> [JOB]
Show every line in the entries below where the word "Sodium" appears.

> [RAW DATA]
>> Begin

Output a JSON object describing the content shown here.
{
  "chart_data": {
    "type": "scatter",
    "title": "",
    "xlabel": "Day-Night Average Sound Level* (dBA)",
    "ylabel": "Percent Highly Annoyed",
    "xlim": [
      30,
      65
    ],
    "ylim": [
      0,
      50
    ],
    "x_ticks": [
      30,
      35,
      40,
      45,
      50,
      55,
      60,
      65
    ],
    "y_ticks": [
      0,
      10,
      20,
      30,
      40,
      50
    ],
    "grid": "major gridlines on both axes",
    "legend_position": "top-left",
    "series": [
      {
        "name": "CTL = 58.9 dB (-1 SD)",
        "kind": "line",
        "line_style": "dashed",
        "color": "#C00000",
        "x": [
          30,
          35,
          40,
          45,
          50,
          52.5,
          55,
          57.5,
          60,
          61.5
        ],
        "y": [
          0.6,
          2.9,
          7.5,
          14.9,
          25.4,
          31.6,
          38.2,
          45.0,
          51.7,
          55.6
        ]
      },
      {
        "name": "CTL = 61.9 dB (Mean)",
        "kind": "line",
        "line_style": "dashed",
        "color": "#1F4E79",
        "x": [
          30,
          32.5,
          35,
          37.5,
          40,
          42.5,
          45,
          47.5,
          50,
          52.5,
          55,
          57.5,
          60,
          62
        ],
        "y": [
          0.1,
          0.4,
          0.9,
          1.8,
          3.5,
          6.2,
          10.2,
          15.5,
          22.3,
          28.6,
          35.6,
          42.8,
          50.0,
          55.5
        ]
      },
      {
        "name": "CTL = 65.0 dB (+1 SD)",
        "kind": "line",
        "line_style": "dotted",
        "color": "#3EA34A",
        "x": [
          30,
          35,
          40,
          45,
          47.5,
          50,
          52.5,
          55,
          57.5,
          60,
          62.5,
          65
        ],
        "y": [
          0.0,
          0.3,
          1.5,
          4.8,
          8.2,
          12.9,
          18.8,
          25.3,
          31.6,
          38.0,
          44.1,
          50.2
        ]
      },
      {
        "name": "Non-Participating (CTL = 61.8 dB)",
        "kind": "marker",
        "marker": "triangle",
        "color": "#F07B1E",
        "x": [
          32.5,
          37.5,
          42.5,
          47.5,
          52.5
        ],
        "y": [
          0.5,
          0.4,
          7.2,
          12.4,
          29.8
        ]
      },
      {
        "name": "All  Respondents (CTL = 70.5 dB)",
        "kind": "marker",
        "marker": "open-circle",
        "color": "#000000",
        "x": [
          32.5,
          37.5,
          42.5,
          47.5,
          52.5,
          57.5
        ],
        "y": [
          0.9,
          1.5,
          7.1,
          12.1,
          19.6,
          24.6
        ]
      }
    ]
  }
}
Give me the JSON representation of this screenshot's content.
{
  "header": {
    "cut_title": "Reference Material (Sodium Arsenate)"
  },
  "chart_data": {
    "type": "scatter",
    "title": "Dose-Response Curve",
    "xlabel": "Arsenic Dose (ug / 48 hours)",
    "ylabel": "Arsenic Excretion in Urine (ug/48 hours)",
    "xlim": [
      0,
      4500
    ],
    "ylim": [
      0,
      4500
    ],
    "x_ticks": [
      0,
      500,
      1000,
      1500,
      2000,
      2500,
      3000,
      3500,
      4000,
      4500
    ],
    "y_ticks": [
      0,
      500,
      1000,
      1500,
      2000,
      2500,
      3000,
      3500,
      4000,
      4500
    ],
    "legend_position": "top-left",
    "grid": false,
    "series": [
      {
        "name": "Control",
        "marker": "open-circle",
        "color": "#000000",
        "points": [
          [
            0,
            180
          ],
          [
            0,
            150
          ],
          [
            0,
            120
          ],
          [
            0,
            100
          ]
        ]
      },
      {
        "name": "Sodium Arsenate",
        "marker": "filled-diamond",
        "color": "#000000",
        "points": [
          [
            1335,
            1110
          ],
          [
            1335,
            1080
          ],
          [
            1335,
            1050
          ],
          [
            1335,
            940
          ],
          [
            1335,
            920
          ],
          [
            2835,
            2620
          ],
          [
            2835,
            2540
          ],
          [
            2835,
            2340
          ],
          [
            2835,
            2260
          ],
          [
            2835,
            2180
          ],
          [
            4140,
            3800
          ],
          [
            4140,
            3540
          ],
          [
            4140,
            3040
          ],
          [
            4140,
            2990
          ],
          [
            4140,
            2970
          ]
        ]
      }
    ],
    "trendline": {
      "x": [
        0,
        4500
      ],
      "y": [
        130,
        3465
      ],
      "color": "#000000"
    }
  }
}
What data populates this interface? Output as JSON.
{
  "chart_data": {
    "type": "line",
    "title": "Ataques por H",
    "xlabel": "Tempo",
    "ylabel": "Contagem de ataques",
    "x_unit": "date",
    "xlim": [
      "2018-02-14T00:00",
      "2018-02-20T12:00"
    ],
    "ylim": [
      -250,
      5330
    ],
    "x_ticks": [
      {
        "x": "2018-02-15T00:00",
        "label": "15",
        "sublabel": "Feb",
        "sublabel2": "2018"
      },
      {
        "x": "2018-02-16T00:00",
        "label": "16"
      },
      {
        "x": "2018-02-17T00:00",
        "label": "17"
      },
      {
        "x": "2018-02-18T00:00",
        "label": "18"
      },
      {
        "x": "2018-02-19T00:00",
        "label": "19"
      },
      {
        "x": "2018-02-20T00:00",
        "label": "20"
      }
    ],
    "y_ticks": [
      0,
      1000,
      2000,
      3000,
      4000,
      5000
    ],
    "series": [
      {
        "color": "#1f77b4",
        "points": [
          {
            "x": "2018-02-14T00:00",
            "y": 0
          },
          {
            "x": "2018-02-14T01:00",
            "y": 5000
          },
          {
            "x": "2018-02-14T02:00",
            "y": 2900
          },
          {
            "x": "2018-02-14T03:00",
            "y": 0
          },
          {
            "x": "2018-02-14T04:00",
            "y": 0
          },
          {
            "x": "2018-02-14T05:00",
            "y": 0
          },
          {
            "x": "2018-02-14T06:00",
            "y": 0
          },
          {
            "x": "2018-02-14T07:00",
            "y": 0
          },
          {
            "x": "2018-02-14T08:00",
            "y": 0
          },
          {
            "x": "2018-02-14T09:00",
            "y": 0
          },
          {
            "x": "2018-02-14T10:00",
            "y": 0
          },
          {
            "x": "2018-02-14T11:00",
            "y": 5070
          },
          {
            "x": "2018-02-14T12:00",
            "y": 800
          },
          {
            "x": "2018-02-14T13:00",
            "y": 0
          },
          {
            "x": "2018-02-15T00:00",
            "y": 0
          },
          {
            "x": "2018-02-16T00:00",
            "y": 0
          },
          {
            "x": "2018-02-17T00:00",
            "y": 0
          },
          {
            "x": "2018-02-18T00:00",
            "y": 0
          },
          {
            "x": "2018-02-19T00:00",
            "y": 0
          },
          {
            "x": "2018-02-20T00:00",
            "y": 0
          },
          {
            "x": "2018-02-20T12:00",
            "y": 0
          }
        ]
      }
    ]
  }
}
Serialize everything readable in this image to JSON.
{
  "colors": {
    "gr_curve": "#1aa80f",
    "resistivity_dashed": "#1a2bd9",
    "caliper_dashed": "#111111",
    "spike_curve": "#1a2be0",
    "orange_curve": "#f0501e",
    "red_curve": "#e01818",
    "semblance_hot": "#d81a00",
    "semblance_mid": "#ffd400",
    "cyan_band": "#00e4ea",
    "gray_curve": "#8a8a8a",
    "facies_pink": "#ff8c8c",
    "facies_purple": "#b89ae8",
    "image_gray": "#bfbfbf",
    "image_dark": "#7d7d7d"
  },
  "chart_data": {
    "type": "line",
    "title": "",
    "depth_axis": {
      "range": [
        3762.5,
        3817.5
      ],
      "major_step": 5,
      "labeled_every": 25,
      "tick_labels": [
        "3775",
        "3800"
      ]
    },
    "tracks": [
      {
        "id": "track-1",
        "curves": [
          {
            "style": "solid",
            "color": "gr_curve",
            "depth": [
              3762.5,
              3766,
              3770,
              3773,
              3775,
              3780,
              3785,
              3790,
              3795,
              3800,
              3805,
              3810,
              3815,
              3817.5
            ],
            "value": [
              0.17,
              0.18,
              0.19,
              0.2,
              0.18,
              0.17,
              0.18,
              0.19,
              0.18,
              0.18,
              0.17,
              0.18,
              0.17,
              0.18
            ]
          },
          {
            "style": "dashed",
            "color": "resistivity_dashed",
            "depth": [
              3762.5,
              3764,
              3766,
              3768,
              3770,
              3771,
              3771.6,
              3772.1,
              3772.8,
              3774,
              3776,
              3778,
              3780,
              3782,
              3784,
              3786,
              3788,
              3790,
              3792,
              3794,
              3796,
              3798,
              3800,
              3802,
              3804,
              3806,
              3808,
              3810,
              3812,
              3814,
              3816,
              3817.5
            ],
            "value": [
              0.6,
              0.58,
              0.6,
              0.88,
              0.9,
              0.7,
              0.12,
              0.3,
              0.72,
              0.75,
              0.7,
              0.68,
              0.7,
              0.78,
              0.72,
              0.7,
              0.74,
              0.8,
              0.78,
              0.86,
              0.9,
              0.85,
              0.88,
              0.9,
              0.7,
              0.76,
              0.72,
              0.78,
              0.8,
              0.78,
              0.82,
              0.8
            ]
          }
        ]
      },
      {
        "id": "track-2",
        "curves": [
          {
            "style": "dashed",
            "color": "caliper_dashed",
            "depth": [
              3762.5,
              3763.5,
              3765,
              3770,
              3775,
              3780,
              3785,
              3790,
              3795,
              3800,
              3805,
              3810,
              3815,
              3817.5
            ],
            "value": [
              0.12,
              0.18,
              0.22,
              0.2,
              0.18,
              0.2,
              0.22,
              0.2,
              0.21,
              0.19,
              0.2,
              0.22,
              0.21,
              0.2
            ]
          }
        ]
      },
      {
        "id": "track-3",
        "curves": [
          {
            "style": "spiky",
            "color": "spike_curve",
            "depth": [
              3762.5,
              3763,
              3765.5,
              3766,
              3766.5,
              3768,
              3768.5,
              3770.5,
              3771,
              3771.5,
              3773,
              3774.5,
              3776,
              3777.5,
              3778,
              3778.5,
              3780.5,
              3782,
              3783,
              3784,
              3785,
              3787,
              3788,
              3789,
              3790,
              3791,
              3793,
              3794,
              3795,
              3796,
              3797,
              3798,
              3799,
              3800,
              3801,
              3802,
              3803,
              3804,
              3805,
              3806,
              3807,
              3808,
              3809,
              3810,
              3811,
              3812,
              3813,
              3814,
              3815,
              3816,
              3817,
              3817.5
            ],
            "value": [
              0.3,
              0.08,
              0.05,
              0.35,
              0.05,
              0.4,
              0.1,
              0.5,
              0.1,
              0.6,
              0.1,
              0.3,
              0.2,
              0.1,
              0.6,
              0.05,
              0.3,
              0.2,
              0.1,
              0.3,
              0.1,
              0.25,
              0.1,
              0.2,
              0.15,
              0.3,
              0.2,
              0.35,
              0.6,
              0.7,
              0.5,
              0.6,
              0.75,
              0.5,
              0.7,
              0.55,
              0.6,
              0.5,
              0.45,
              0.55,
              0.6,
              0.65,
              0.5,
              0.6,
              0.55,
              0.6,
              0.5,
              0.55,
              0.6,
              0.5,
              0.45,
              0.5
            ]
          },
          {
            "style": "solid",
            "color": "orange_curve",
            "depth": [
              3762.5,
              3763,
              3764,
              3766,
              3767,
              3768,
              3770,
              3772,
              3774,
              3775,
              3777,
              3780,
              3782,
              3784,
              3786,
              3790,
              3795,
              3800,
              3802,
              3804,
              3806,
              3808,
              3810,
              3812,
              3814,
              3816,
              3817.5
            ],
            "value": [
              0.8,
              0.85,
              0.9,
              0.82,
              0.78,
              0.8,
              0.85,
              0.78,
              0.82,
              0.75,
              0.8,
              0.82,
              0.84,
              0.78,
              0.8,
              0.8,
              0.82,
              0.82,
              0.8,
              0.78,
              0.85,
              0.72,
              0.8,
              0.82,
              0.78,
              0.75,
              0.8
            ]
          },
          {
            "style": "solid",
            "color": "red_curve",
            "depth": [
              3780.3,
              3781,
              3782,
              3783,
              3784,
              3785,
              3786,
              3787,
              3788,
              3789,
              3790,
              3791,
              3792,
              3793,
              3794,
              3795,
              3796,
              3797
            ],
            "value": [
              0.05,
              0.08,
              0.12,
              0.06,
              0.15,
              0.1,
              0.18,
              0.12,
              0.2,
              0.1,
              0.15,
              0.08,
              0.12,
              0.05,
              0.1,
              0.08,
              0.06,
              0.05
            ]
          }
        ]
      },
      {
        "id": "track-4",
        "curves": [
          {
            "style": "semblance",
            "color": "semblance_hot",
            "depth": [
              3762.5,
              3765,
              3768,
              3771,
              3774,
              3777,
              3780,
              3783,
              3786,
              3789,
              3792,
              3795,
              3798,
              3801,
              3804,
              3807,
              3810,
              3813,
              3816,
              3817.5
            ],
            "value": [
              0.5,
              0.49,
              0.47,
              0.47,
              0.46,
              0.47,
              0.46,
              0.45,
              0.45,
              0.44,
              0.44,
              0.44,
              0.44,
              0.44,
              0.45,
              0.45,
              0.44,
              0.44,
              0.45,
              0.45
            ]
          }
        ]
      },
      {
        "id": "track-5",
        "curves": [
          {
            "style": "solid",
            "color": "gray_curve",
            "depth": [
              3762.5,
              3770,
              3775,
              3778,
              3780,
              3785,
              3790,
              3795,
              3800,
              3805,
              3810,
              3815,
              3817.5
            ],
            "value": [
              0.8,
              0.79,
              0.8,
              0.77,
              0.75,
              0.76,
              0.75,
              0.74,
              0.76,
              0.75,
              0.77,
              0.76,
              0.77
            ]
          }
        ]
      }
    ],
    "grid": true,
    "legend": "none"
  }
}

>> End

> [FULL SOLUTION]
    "cut_title": "Reference Material (Sodium Arsenate)"
        "name": "Sodium Arsenate",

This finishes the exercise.